(Data items)

····················

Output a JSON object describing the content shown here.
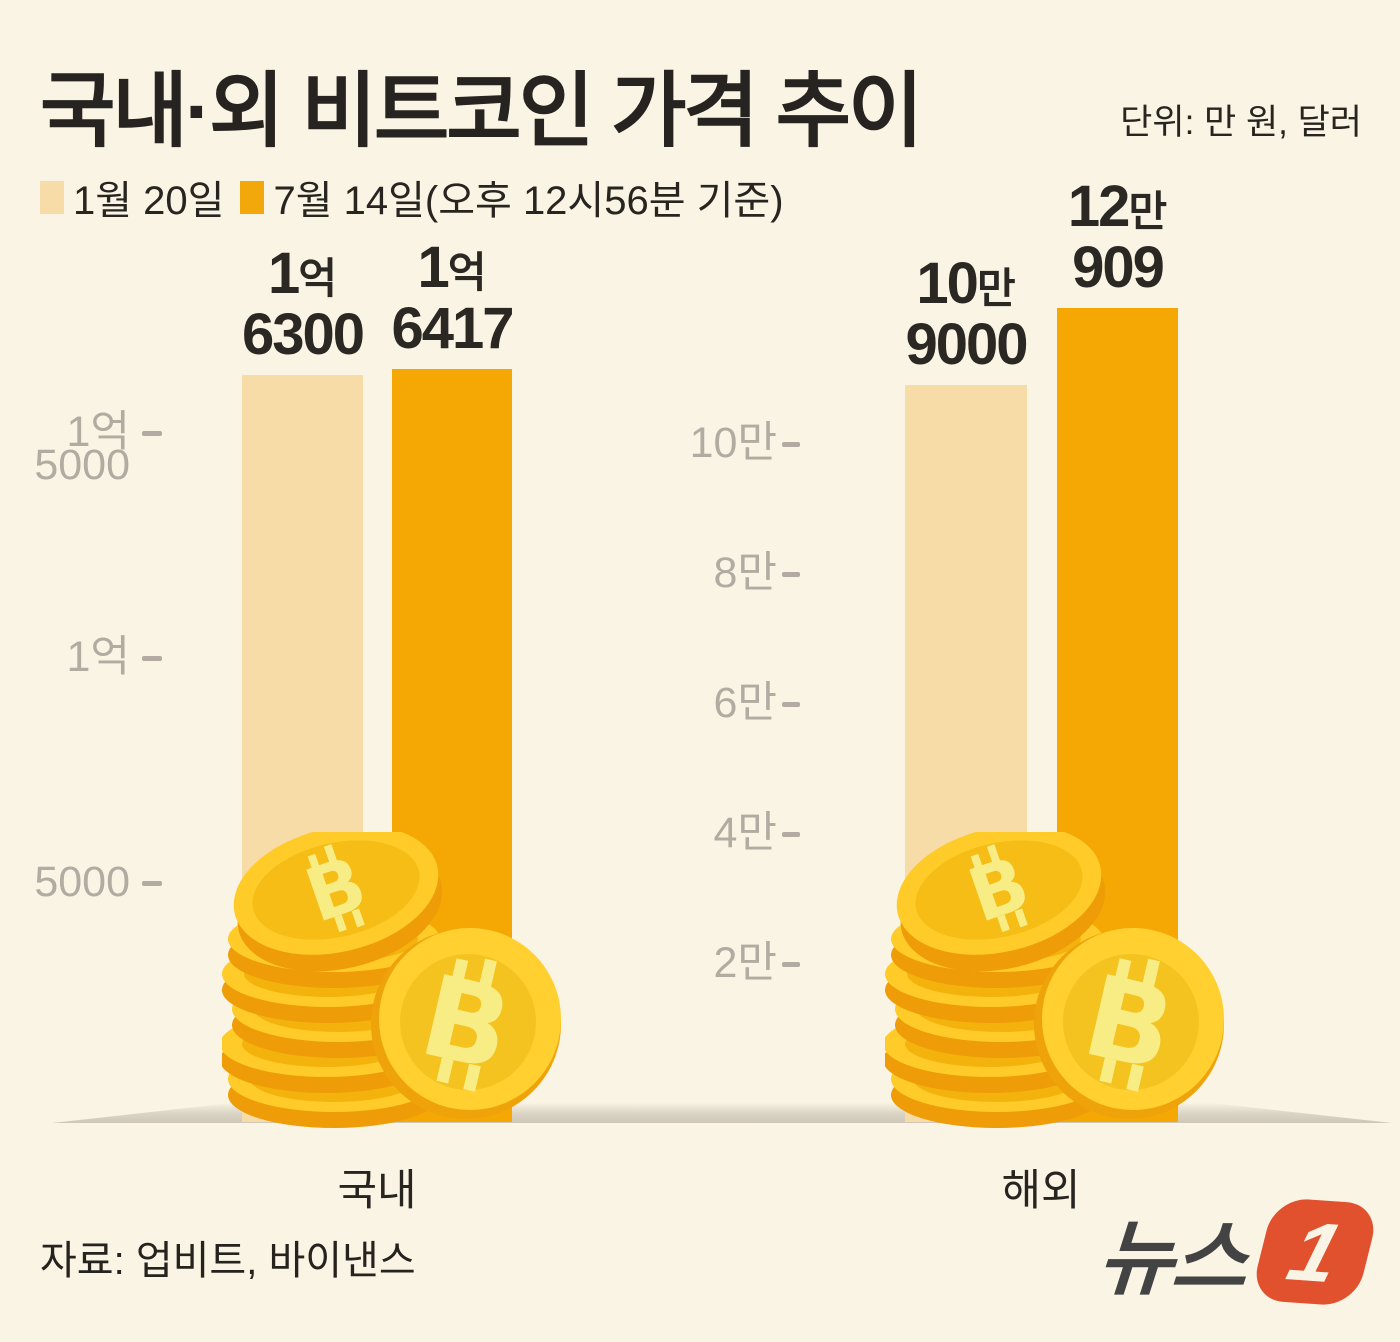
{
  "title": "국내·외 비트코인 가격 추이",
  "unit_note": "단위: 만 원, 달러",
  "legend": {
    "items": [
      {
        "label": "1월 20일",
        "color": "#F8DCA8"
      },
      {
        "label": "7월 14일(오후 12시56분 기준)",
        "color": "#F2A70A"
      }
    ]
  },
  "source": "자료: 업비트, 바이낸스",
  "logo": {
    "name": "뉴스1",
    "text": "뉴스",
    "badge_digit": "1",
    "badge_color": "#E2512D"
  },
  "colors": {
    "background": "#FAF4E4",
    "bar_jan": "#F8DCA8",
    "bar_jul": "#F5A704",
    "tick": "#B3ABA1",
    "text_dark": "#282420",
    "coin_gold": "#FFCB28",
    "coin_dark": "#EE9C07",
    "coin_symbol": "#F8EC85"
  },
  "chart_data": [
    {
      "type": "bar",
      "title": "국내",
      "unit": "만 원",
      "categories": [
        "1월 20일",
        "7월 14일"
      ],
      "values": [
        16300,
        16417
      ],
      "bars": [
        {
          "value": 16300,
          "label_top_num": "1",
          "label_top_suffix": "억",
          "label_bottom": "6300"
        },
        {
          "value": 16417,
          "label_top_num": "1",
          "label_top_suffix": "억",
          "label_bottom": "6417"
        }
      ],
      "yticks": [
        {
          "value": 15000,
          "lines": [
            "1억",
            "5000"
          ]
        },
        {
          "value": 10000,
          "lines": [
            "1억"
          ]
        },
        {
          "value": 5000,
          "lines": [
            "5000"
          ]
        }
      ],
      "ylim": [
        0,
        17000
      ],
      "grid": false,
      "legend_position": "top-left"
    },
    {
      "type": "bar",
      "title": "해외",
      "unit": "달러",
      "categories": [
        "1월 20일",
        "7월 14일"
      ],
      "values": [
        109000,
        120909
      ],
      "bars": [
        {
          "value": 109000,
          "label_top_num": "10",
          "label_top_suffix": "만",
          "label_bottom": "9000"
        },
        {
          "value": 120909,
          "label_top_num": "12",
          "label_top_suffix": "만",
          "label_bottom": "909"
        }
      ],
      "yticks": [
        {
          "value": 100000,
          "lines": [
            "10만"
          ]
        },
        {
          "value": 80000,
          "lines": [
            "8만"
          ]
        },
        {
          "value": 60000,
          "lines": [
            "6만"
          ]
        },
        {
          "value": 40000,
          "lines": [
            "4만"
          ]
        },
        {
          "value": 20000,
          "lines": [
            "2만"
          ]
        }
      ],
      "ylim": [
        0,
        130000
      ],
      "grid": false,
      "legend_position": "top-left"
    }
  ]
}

····················

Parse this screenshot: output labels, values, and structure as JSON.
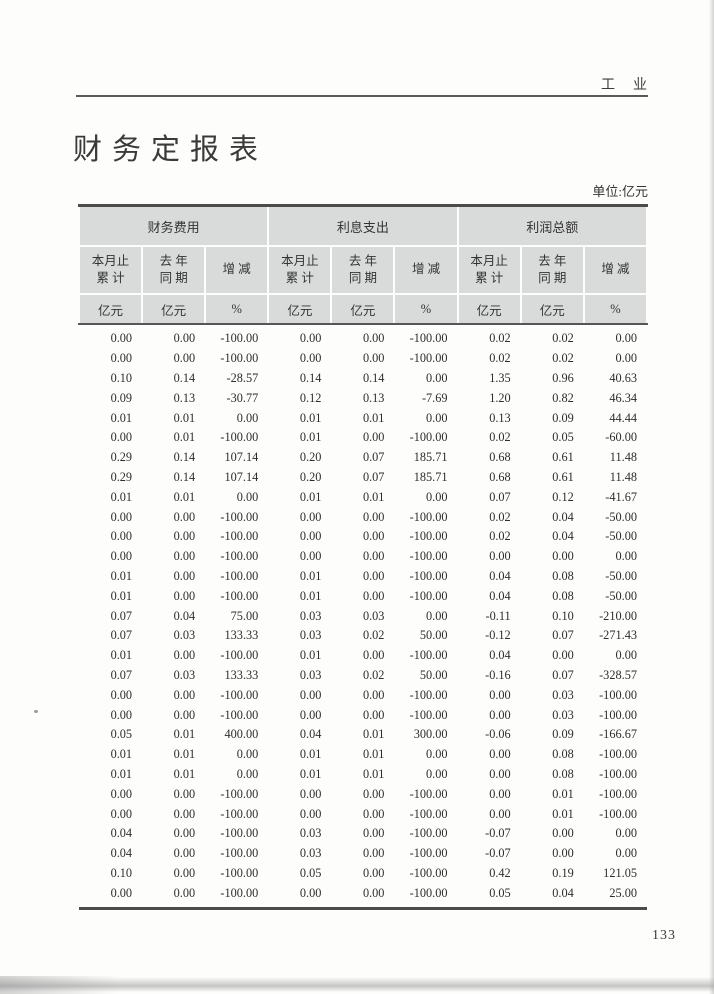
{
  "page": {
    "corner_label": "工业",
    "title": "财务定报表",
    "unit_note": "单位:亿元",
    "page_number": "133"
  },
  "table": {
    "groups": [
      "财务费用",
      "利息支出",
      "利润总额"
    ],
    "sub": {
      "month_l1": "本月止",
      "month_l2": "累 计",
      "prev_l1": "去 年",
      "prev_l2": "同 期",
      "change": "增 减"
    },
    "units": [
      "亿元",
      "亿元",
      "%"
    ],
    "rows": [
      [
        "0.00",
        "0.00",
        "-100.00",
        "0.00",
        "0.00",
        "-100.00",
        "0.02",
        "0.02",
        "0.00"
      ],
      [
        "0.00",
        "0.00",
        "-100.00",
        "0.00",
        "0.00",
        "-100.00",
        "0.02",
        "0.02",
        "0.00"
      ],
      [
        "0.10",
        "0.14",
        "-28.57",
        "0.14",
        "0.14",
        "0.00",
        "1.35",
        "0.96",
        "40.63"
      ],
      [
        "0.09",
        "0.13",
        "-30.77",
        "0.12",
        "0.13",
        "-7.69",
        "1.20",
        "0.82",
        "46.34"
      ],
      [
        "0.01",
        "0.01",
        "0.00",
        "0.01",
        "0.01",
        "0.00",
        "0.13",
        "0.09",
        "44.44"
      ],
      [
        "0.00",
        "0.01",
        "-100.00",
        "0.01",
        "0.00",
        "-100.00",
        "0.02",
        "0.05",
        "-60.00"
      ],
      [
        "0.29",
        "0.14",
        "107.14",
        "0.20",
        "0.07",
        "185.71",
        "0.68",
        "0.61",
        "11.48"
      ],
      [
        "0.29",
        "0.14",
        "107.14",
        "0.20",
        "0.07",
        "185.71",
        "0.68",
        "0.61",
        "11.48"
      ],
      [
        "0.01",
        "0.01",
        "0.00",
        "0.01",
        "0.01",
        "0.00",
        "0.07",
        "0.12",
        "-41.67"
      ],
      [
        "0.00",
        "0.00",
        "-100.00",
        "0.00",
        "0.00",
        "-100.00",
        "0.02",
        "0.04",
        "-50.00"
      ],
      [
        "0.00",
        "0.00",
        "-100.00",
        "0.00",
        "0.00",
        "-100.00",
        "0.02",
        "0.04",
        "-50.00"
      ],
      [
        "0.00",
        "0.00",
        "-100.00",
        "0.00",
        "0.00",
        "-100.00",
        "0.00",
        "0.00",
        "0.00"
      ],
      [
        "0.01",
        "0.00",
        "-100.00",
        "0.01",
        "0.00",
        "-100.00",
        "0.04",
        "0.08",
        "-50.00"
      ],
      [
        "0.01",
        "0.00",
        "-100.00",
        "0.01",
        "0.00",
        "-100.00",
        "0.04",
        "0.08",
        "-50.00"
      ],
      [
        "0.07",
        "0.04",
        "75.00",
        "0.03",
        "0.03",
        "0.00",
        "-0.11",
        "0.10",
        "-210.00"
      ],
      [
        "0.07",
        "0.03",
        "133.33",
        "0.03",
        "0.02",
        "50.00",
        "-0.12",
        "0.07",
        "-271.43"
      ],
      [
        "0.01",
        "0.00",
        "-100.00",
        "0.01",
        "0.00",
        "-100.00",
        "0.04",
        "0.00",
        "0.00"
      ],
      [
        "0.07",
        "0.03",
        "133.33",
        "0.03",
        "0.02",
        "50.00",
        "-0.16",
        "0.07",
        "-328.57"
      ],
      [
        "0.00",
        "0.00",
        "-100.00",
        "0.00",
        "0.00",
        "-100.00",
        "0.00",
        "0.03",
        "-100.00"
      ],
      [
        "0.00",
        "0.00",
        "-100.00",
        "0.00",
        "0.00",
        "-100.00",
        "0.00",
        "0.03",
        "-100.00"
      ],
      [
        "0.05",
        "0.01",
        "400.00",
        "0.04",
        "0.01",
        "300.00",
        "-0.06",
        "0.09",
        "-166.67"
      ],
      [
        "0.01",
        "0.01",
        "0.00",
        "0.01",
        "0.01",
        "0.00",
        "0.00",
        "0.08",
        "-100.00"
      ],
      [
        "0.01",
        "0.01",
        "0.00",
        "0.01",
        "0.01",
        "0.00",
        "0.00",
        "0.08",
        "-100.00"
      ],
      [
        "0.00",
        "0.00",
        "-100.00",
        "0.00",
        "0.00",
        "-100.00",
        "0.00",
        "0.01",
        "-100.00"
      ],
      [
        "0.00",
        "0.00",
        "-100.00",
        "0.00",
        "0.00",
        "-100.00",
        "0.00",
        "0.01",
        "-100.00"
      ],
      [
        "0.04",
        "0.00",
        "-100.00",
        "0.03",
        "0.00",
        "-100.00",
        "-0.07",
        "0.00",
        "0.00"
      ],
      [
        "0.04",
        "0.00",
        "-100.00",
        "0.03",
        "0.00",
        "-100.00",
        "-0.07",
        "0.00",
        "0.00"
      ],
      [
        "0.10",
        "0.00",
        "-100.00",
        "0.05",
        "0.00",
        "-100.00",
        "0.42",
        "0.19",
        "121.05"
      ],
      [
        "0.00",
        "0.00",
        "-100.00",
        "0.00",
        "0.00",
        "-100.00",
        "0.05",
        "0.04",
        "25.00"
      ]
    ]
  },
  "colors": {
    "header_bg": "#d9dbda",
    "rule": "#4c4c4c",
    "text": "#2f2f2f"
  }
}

····················

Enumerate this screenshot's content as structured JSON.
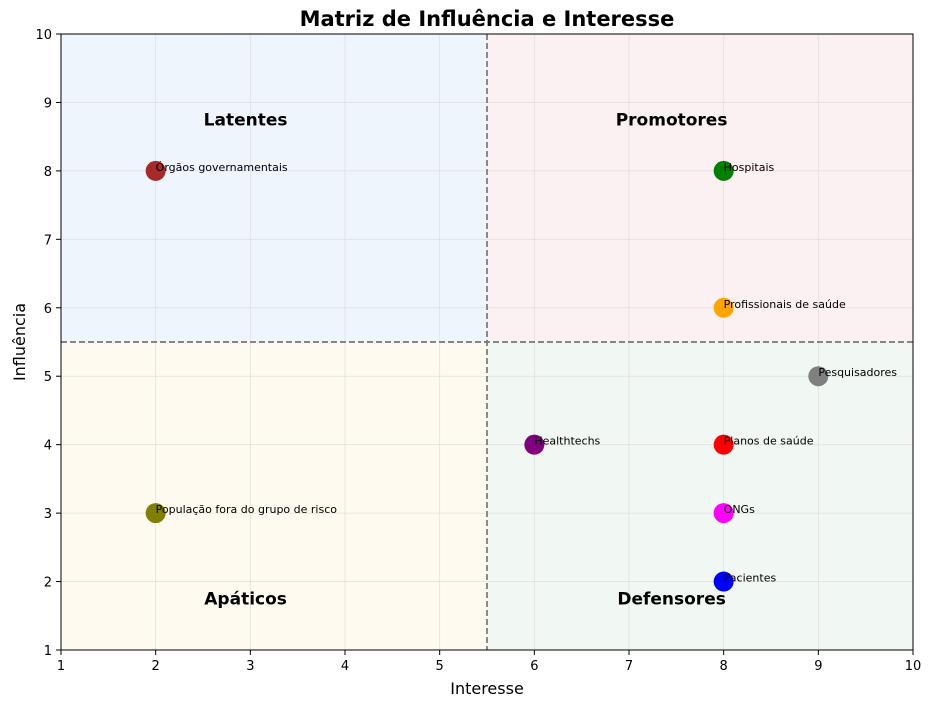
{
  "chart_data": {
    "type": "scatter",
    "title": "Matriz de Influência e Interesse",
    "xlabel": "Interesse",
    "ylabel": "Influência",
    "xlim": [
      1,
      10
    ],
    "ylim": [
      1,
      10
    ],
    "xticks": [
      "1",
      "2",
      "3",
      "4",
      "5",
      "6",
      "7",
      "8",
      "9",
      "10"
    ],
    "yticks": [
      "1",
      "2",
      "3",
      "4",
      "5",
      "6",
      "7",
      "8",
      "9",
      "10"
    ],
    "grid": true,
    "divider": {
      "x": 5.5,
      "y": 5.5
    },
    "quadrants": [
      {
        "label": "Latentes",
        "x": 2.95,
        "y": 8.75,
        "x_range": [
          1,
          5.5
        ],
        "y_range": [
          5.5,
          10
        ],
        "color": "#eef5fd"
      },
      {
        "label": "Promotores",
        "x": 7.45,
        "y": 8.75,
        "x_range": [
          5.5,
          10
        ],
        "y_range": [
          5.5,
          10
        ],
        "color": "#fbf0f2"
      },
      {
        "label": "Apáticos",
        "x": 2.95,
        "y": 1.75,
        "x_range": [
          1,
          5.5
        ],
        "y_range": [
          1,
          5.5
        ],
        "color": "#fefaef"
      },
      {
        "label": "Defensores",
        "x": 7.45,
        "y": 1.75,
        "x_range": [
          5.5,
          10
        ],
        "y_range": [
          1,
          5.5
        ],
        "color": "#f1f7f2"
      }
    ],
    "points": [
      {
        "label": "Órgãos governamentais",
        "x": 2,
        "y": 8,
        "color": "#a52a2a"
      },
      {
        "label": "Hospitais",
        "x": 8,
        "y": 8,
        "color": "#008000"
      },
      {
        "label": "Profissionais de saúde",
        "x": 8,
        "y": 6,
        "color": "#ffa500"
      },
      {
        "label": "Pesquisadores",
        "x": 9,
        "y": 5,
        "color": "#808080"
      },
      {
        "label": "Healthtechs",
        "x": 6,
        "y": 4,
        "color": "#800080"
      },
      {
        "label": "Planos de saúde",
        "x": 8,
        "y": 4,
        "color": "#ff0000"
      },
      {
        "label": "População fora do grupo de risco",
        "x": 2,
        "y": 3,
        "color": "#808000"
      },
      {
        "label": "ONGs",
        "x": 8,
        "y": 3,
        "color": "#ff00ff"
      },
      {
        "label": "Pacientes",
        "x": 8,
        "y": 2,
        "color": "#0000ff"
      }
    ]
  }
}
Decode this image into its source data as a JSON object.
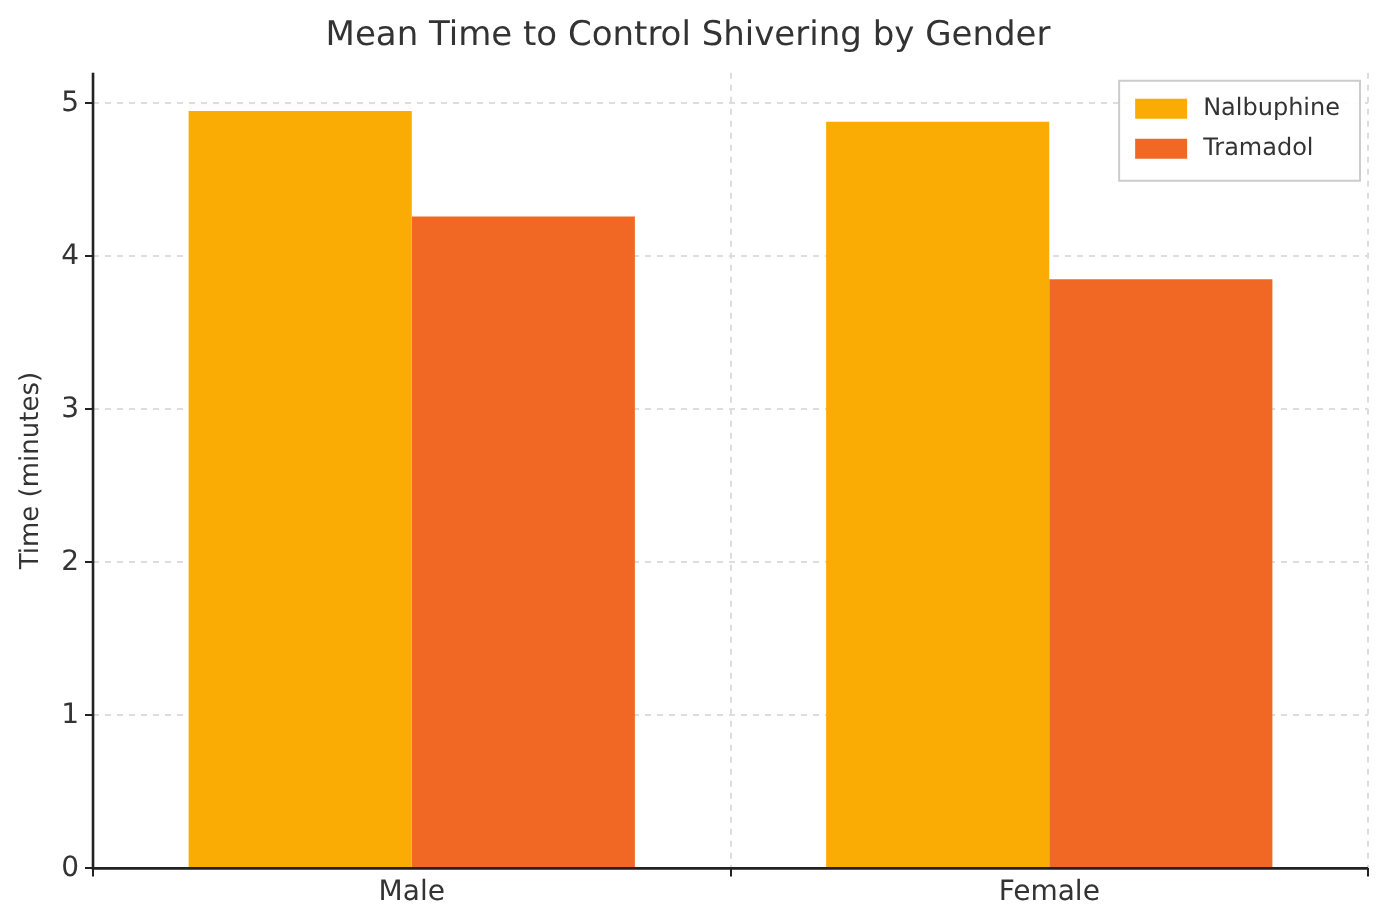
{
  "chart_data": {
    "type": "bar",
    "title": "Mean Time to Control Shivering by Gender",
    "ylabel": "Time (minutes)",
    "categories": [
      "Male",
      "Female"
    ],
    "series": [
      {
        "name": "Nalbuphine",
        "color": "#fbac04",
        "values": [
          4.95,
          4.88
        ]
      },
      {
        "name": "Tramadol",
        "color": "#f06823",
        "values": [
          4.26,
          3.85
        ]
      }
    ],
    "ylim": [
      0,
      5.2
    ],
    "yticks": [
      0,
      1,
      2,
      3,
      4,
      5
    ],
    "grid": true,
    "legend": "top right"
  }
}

····················

To be done:
Which lines contain the word "type"? Copy each of them.

Finished task:
      "type": "bar",
      "type": "bar",
    "type": "scatter",
    "type": "bar",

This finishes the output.